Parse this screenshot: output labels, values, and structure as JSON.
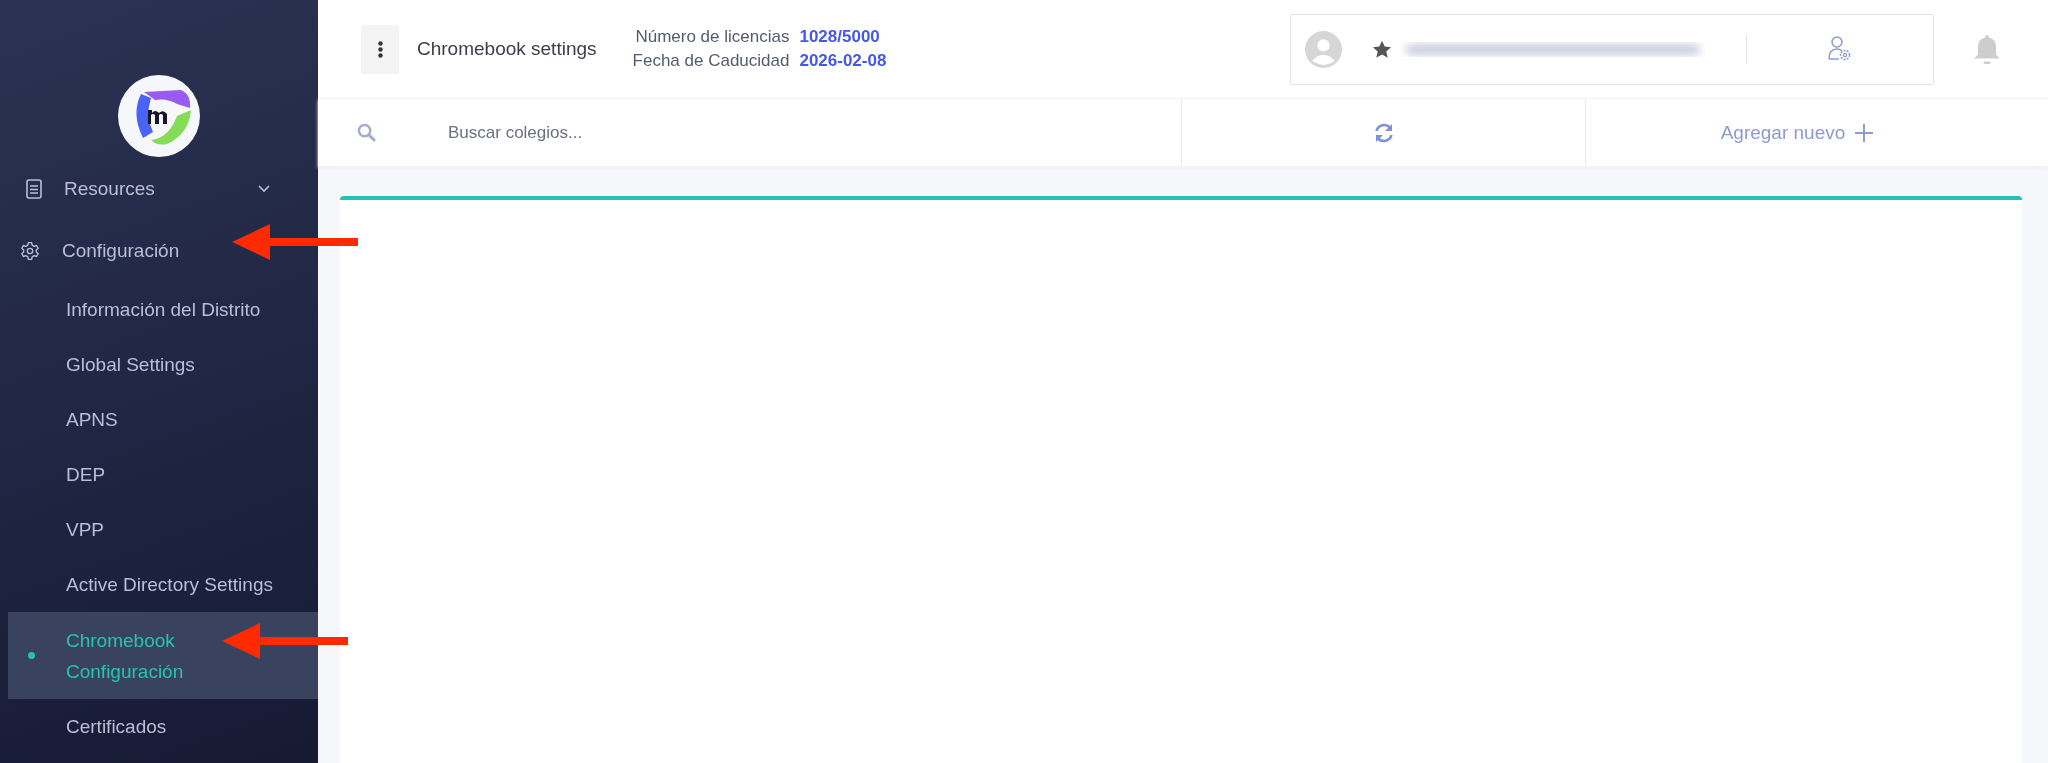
{
  "sidebar": {
    "sections": [
      {
        "label": "Resources",
        "expanded": false
      },
      {
        "label": "Configuración",
        "children": [
          {
            "label": "Información del Distrito",
            "selected": false
          },
          {
            "label": "Global Settings",
            "selected": false
          },
          {
            "label": "APNS",
            "selected": false
          },
          {
            "label": "DEP",
            "selected": false
          },
          {
            "label": "VPP",
            "selected": false
          },
          {
            "label": "Active Directory Settings",
            "selected": false
          },
          {
            "label": "Chromebook Configuración",
            "selected": true
          },
          {
            "label": "Certificados",
            "selected": false
          }
        ]
      }
    ]
  },
  "header": {
    "title": "Chromebook settings",
    "license_label": "Número de licencias",
    "license_value": "1028/5000",
    "expiry_label": "Fecha de Caducidad",
    "expiry_value": "2026-02-08"
  },
  "toolbar": {
    "search": {
      "placeholder": "Buscar colegios..."
    },
    "add_button": "Agregar nuevo"
  }
}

▶ [Exercise details]
Write out the material above once more, exactly as it reads, with no pictures.

▶ [Task output]
Parse this screenshot: output labels, values, and structure as JSON.
{
  "sidebar": {
    "sections": [
      {
        "label": "Resources",
        "expanded": false
      },
      {
        "label": "Configuración",
        "children": [
          {
            "label": "Información del Distrito",
            "selected": false
          },
          {
            "label": "Global Settings",
            "selected": false
          },
          {
            "label": "APNS",
            "selected": false
          },
          {
            "label": "DEP",
            "selected": false
          },
          {
            "label": "VPP",
            "selected": false
          },
          {
            "label": "Active Directory Settings",
            "selected": false
          },
          {
            "label": "Chromebook Configuración",
            "selected": true
          },
          {
            "label": "Certificados",
            "selected": false
          }
        ]
      }
    ]
  },
  "header": {
    "title": "Chromebook settings",
    "license_label": "Número de licencias",
    "license_value": "1028/5000",
    "expiry_label": "Fecha de Caducidad",
    "expiry_value": "2026-02-08"
  },
  "toolbar": {
    "search": {
      "placeholder": "Buscar colegios..."
    },
    "add_button": "Agregar nuevo"
  }
}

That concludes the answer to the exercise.